The listing below should be printed exactly, every line of it. Skip the pictures.

"""

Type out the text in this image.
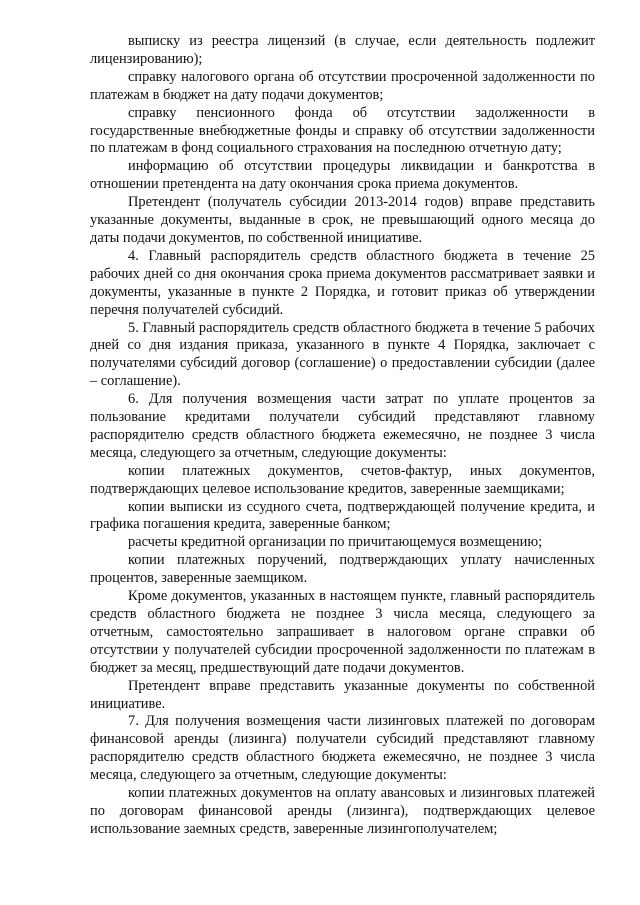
выписку из реестра лицензий (в случае, если деятельность подлежит лицензированию);

справку налогового органа об отсутствии просроченной задолженности по платежам в бюджет на дату подачи документов;

справку пенсионного фонда об отсутствии задолженности в государственные внебюджетные фонды и справку об отсутствии задолженности по платежам в фонд социального страхования на последнюю отчетную дату;

информацию об отсутствии процедуры ликвидации и банкротства в отношении претендента на дату окончания срока приема документов.

Претендент (получатель субсидии 2013-2014 годов) вправе представить указанные документы, выданные в срок, не превышающий одного месяца до даты подачи документов, по собственной инициативе.

4. Главный распорядитель средств областного бюджета в течение 25 рабочих дней со дня окончания срока приема документов рассматривает заявки и документы, указанные в пункте 2 Порядка, и готовит приказ об утверждении перечня получателей субсидий.

5. Главный распорядитель средств областного бюджета в течение 5 рабочих дней со дня издания приказа, указанного в пункте 4 Порядка, заключает с получателями субсидий договор (соглашение) о предоставлении субсидии (далее – соглашение).

6. Для получения возмещения части затрат по уплате процентов за пользование кредитами получатели субсидий представляют главному распорядителю средств областного бюджета ежемесячно, не позднее 3 числа месяца, следующего за отчетным, следующие документы:

копии платежных документов, счетов-фактур, иных документов, подтверждающих целевое использование кредитов, заверенные заемщиками;

копии выписки из ссудного счета, подтверждающей получение кредита, и графика погашения кредита, заверенные банком;

расчеты кредитной организации по причитающемуся возмещению;

копии платежных поручений, подтверждающих уплату начисленных процентов, заверенные заемщиком.

Кроме документов, указанных в настоящем пункте, главный распорядитель средств областного бюджета не позднее 3 числа месяца, следующего за отчетным, самостоятельно запрашивает в налоговом органе справки об отсутствии у получателей субсидии просроченной задолженности по платежам в бюджет за месяц, предшествующий дате подачи документов.

Претендент вправе представить указанные документы по собственной инициативе.

7. Для получения возмещения части лизинговых платежей по договорам финансовой аренды (лизинга) получатели субсидий представляют главному распорядителю средств областного бюджета ежемесячно, не позднее 3 числа месяца, следующего за отчетным, следующие документы:

копии платежных документов на оплату авансовых и лизинговых платежей по договорам финансовой аренды (лизинга), подтверждающих целевое использование заемных средств, заверенные лизингополучателем;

"""

■ **RESULT BELOW**:
Type out the text in this image.
выписку из реестра лицензий (в случае, если деятельность подлежит лицензированию);

справку налогового органа об отсутствии просроченной задолженности по платежам в бюджет на дату подачи документов;

справку пенсионного фонда об отсутствии задолженности в государственные внебюджетные фонды и справку об отсутствии задолженности по платежам в фонд социального страхования на последнюю отчетную дату;

информацию об отсутствии процедуры ликвидации и банкротства в отношении претендента на дату окончания срока приема документов.

Претендент (получатель субсидии 2013-2014 годов) вправе представить указанные документы, выданные в срок, не превышающий одного месяца до даты подачи документов, по собственной инициативе.

4. Главный распорядитель средств областного бюджета в течение 25 рабочих дней со дня окончания срока приема документов рассматривает заявки и документы, указанные в пункте 2 Порядка, и готовит приказ об утверждении перечня получателей субсидий.

5. Главный распорядитель средств областного бюджета в течение 5 рабочих дней со дня издания приказа, указанного в пункте 4 Порядка, заключает с получателями субсидий договор (соглашение) о предоставлении субсидии (далее – соглашение).

6. Для получения возмещения части затрат по уплате процентов за пользование кредитами получатели субсидий представляют главному распорядителю средств областного бюджета ежемесячно, не позднее 3 числа месяца, следующего за отчетным, следующие документы:

копии платежных документов, счетов-фактур, иных документов, подтверждающих целевое использование кредитов, заверенные заемщиками;

копии выписки из ссудного счета, подтверждающей получение кредита, и графика погашения кредита, заверенные банком;

расчеты кредитной организации по причитающемуся возмещению;

копии платежных поручений, подтверждающих уплату начисленных процентов, заверенные заемщиком.

Кроме документов, указанных в настоящем пункте, главный распорядитель средств областного бюджета не позднее 3 числа месяца, следующего за отчетным, самостоятельно запрашивает в налоговом органе справки об отсутствии у получателей субсидии просроченной задолженности по платежам в бюджет за месяц, предшествующий дате подачи документов.

Претендент вправе представить указанные документы по собственной инициативе.

7. Для получения возмещения части лизинговых платежей по договорам финансовой аренды (лизинга) получатели субсидий представляют главному распорядителю средств областного бюджета ежемесячно, не позднее 3 числа месяца, следующего за отчетным, следующие документы:

копии платежных документов на оплату авансовых и лизинговых платежей по договорам финансовой аренды (лизинга), подтверждающих целевое использование заемных средств, заверенные лизингополучателем;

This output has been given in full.